##### Records to use #####

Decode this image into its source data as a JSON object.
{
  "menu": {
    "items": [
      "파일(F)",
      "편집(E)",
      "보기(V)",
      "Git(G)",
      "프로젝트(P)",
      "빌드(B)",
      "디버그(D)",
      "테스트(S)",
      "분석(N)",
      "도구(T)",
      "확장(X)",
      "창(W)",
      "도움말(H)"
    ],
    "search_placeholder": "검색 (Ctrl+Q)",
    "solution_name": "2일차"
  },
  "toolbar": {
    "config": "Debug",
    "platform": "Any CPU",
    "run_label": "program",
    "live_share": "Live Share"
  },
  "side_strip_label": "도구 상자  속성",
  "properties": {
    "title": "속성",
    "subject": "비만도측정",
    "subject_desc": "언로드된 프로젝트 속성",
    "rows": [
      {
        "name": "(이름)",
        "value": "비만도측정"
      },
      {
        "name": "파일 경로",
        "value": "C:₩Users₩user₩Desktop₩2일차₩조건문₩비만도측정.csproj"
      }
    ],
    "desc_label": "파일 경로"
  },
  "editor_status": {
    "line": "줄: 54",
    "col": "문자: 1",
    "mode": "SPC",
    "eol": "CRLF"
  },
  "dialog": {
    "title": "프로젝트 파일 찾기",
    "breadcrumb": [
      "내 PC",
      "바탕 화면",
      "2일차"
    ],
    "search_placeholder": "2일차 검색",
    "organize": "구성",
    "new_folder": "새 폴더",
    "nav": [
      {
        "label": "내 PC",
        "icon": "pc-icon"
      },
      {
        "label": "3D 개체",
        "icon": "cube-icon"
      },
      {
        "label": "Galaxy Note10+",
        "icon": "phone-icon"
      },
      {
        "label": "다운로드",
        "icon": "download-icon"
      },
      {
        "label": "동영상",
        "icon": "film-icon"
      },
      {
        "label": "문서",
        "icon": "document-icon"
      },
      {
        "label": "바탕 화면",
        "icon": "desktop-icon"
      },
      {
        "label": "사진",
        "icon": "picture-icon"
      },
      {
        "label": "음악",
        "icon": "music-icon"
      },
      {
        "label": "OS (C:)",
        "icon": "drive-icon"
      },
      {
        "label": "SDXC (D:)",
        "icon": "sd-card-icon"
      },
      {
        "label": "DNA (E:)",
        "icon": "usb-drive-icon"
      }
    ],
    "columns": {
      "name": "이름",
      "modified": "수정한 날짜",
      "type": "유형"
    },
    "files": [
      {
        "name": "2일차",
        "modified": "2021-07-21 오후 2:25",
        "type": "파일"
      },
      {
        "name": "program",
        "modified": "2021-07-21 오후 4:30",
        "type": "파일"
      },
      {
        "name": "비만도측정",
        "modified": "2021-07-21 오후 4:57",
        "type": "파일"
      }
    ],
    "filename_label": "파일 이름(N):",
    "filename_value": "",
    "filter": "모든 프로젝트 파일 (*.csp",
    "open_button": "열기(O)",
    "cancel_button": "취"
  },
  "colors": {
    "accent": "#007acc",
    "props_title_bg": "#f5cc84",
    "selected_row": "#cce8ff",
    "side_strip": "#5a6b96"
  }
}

#####

Exercise instructions >>
Your task is to repeat every line exactly.

Solution to the exercise >>
Decode this image into its source data as a JSON object.
{
  "menu": {
    "items": [
      "파일(F)",
      "편집(E)",
      "보기(V)",
      "Git(G)",
      "프로젝트(P)",
      "빌드(B)",
      "디버그(D)",
      "테스트(S)",
      "분석(N)",
      "도구(T)",
      "확장(X)",
      "창(W)",
      "도움말(H)"
    ],
    "search_placeholder": "검색 (Ctrl+Q)",
    "solution_name": "2일차"
  },
  "toolbar": {
    "config": "Debug",
    "platform": "Any CPU",
    "run_label": "program",
    "live_share": "Live Share"
  },
  "side_strip_label": "도구 상자  속성",
  "properties": {
    "title": "속성",
    "subject": "비만도측정",
    "subject_desc": "언로드된 프로젝트 속성",
    "rows": [
      {
        "name": "(이름)",
        "value": "비만도측정"
      },
      {
        "name": "파일 경로",
        "value": "C:₩Users₩user₩Desktop₩2일차₩조건문₩비만도측정.csproj"
      }
    ],
    "desc_label": "파일 경로"
  },
  "editor_status": {
    "line": "줄: 54",
    "col": "문자: 1",
    "mode": "SPC",
    "eol": "CRLF"
  },
  "dialog": {
    "title": "프로젝트 파일 찾기",
    "breadcrumb": [
      "내 PC",
      "바탕 화면",
      "2일차"
    ],
    "search_placeholder": "2일차 검색",
    "organize": "구성",
    "new_folder": "새 폴더",
    "nav": [
      {
        "label": "내 PC",
        "icon": "pc-icon"
      },
      {
        "label": "3D 개체",
        "icon": "cube-icon"
      },
      {
        "label": "Galaxy Note10+",
        "icon": "phone-icon"
      },
      {
        "label": "다운로드",
        "icon": "download-icon"
      },
      {
        "label": "동영상",
        "icon": "film-icon"
      },
      {
        "label": "문서",
        "icon": "document-icon"
      },
      {
        "label": "바탕 화면",
        "icon": "desktop-icon"
      },
      {
        "label": "사진",
        "icon": "picture-icon"
      },
      {
        "label": "음악",
        "icon": "music-icon"
      },
      {
        "label": "OS (C:)",
        "icon": "drive-icon"
      },
      {
        "label": "SDXC (D:)",
        "icon": "sd-card-icon"
      },
      {
        "label": "DNA (E:)",
        "icon": "usb-drive-icon"
      }
    ],
    "columns": {
      "name": "이름",
      "modified": "수정한 날짜",
      "type": "유형"
    },
    "files": [
      {
        "name": "2일차",
        "modified": "2021-07-21 오후 2:25",
        "type": "파일"
      },
      {
        "name": "program",
        "modified": "2021-07-21 오후 4:30",
        "type": "파일"
      },
      {
        "name": "비만도측정",
        "modified": "2021-07-21 오후 4:57",
        "type": "파일"
      }
    ],
    "filename_label": "파일 이름(N):",
    "filename_value": "",
    "filter": "모든 프로젝트 파일 (*.csp",
    "open_button": "열기(O)",
    "cancel_button": "취"
  },
  "colors": {
    "accent": "#007acc",
    "props_title_bg": "#f5cc84",
    "selected_row": "#cce8ff",
    "side_strip": "#5a6b96"
  }
}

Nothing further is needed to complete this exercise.